((

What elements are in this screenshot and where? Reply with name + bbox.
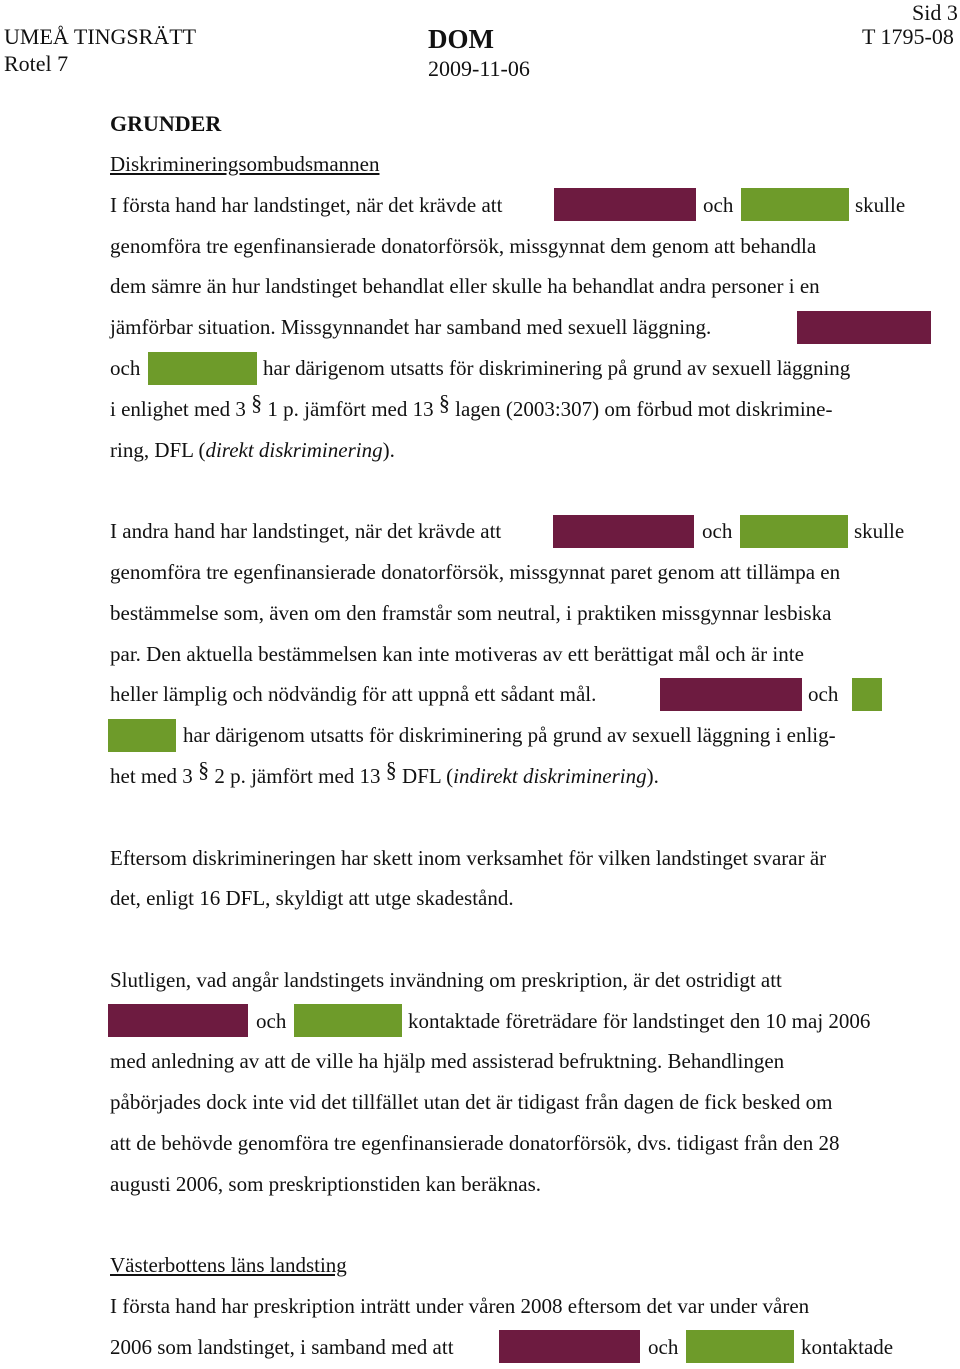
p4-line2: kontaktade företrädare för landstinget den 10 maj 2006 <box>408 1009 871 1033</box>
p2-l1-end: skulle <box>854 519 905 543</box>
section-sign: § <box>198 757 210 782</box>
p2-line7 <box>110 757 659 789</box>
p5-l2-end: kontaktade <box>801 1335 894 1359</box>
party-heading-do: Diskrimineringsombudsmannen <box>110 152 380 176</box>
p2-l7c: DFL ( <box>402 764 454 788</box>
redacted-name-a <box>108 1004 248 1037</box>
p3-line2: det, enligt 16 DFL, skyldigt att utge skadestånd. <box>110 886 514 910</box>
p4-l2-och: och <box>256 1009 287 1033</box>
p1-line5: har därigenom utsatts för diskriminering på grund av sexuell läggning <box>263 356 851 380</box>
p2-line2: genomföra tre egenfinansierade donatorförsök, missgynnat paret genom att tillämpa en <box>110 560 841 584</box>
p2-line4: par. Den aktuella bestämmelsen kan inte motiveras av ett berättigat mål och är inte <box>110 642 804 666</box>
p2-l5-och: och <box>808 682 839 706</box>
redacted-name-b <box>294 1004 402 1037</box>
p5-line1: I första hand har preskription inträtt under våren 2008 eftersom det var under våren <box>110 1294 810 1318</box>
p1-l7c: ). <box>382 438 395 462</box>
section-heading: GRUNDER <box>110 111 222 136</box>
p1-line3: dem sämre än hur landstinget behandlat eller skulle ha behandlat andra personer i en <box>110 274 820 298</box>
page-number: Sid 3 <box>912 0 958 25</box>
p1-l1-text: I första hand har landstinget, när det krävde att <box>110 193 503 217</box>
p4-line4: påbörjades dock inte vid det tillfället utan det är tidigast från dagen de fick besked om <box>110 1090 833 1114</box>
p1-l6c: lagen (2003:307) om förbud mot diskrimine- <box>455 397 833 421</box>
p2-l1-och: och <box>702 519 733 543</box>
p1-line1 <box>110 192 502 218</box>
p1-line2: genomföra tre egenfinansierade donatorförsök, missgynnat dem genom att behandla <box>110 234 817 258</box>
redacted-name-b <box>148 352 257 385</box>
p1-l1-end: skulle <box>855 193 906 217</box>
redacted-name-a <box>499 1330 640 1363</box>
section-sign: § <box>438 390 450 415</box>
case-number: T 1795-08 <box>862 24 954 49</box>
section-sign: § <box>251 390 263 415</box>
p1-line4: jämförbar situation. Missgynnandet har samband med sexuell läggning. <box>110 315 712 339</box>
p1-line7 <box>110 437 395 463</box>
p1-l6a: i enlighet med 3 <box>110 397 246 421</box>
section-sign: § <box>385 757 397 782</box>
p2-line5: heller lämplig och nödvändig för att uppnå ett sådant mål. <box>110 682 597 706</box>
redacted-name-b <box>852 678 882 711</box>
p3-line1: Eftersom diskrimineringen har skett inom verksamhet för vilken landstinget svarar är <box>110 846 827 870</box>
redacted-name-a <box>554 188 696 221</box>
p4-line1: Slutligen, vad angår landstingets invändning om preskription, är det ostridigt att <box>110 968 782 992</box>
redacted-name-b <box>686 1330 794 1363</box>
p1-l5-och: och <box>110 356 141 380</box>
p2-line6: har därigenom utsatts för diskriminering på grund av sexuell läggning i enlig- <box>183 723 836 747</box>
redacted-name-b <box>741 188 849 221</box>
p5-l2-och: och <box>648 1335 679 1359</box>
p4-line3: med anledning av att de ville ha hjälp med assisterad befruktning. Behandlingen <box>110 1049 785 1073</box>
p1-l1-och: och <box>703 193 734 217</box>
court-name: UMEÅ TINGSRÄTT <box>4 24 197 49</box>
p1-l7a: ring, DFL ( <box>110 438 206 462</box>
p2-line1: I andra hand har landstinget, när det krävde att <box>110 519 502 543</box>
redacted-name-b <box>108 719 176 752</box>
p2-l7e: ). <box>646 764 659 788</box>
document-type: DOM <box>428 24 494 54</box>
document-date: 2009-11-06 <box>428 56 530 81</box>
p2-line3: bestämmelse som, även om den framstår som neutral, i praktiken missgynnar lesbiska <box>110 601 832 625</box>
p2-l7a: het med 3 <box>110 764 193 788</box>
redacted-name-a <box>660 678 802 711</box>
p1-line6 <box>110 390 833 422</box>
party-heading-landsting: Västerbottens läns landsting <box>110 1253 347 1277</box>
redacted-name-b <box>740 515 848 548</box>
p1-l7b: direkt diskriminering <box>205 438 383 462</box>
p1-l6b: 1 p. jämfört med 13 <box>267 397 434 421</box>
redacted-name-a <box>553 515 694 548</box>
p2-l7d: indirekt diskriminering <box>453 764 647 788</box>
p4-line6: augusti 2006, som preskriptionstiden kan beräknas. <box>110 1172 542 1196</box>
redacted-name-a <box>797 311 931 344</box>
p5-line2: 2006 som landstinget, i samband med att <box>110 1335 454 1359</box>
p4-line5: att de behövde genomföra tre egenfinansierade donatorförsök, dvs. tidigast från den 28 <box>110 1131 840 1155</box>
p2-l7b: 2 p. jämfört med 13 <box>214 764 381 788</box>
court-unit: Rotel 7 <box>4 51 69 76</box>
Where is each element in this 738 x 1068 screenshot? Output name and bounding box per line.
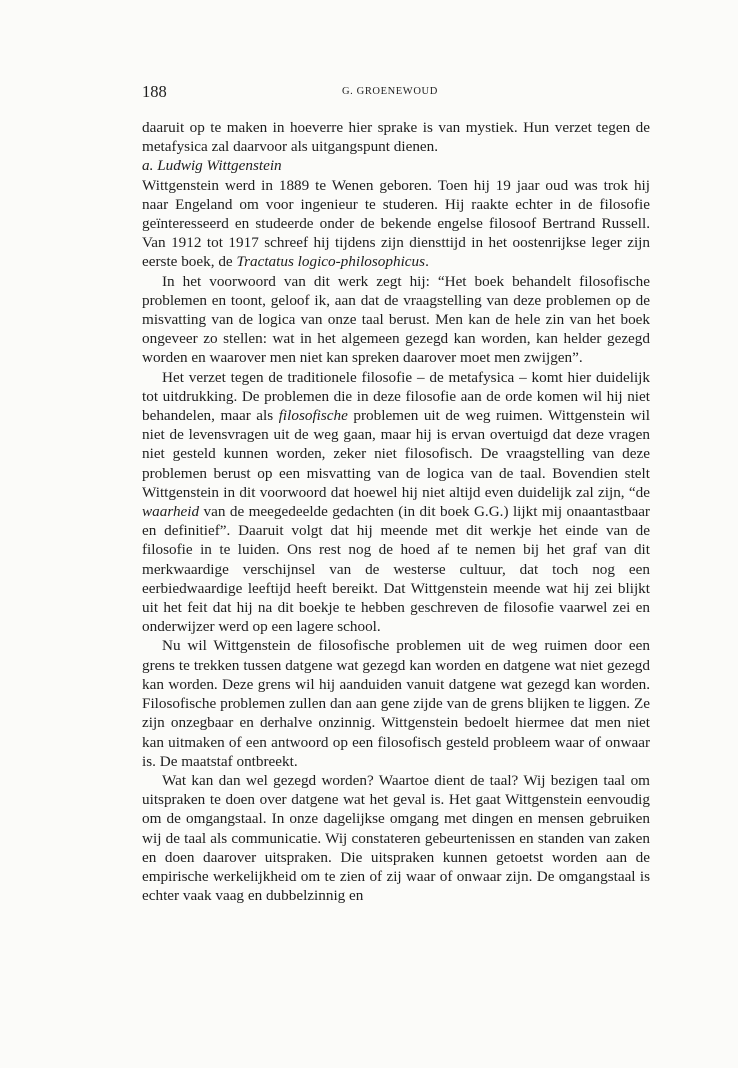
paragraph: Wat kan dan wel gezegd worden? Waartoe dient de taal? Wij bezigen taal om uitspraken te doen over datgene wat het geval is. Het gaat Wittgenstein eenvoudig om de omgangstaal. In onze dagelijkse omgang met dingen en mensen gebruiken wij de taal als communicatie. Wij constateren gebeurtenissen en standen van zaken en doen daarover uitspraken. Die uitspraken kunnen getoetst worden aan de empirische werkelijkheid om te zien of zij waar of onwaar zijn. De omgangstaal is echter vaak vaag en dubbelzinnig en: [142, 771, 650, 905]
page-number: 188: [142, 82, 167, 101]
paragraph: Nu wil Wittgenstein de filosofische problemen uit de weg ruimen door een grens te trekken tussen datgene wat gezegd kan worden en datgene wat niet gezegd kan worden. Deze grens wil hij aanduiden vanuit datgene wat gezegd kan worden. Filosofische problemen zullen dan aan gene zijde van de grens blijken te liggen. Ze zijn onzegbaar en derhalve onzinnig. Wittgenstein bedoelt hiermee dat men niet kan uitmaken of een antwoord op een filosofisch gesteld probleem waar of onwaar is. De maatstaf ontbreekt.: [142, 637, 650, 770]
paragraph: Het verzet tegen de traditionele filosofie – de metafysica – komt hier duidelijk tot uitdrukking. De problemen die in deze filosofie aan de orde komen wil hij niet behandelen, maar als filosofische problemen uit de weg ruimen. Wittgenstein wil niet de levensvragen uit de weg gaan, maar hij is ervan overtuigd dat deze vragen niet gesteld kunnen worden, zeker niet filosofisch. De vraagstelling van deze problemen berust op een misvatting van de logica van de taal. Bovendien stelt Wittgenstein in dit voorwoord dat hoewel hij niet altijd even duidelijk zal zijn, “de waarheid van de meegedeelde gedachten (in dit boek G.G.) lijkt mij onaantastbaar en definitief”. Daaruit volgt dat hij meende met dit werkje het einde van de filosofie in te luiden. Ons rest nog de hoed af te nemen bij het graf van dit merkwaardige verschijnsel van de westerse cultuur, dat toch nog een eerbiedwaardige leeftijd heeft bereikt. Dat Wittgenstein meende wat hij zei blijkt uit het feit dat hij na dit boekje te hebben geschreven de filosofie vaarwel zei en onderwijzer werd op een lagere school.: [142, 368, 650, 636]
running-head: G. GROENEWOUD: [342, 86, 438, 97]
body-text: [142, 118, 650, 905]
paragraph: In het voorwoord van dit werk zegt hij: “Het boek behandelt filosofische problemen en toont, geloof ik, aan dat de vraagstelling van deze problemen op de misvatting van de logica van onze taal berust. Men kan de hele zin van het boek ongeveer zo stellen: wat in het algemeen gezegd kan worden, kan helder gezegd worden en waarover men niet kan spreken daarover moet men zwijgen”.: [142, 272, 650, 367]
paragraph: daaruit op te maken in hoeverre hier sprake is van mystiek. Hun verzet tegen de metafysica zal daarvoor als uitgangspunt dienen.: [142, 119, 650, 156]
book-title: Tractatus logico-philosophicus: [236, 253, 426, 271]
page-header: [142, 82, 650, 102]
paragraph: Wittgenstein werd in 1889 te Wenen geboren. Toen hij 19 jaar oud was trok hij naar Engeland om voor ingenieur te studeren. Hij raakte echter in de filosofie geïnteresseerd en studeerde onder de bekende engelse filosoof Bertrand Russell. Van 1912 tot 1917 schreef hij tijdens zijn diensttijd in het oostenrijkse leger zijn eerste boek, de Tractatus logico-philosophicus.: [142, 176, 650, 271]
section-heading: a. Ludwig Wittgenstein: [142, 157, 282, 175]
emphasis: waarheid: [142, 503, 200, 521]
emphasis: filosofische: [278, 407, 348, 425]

))

A complete answer lists each line of the data that holds the word "genomföra".

● Exercise answer
p2-line2: genomföra tre egenfinansierade donatorförsök, missgynnat paret genom att tillämpa en <box>110 560 841 584</box>
p1-line2: genomföra tre egenfinansierade donatorförsök, missgynnat dem genom att behandla <box>110 234 817 258</box>
p4-line5: att de behövde genomföra tre egenfinansierade donatorförsök, dvs. tidigast från den 28 <box>110 1131 840 1155</box>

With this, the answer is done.